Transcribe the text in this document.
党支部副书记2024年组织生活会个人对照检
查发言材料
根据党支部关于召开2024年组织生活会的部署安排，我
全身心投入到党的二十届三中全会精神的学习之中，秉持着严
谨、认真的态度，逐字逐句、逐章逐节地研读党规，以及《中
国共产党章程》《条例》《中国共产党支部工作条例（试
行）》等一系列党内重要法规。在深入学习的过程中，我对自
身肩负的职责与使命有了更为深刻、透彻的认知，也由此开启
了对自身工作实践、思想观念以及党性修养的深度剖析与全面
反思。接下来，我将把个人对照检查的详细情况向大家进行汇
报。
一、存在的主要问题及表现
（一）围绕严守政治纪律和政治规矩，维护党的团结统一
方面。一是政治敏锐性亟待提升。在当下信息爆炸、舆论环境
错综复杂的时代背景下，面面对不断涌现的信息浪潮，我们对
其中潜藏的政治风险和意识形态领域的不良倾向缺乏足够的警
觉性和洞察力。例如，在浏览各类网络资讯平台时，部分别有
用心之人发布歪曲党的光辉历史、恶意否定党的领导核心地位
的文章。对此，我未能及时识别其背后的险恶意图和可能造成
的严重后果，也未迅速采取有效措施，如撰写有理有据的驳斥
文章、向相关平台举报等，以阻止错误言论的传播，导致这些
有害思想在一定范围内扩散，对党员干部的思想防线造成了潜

____

Problem statement:
Word for word, extract all the records.

Response to the exercise:
Transcribe the text in this document.
党支部副书记2024年组织生活会个人对照检
查发言材料
根据党支部关于召开2024年组织生活会的部署安排，我
全身心投入到党的二十届三中全会精神的学习之中，秉持着严
谨、认真的态度，逐字逐句、逐章逐节地研读党规，以及《中
国共产党章程》《条例》《中国共产党支部工作条例（试
行）》等一系列党内重要法规。在深入学习的过程中，我对自
身肩负的职责与使命有了更为深刻、透彻的认知，也由此开启
了对自身工作实践、思想观念以及党性修养的深度剖析与全面
反思。接下来，我将把个人对照检查的详细情况向大家进行汇
报。
一、存在的主要问题及表现
（一）围绕严守政治纪律和政治规矩，维护党的团结统一
方面。一是政治敏锐性亟待提升。在当下信息爆炸、舆论环境
错综复杂的时代背景下，面面对不断涌现的信息浪潮，我们对
其中潜藏的政治风险和意识形态领域的不良倾向缺乏足够的警
觉性和洞察力。例如，在浏览各类网络资讯平台时，部分别有
用心之人发布歪曲党的光辉历史、恶意否定党的领导核心地位
的文章。对此，我未能及时识别其背后的险恶意图和可能造成
的严重后果，也未迅速采取有效措施，如撰写有理有据的驳斥
文章、向相关平台举报等，以阻止错误言论的传播，导致这些
有害思想在一定范围内扩散，对党员干部的思想防线造成了潜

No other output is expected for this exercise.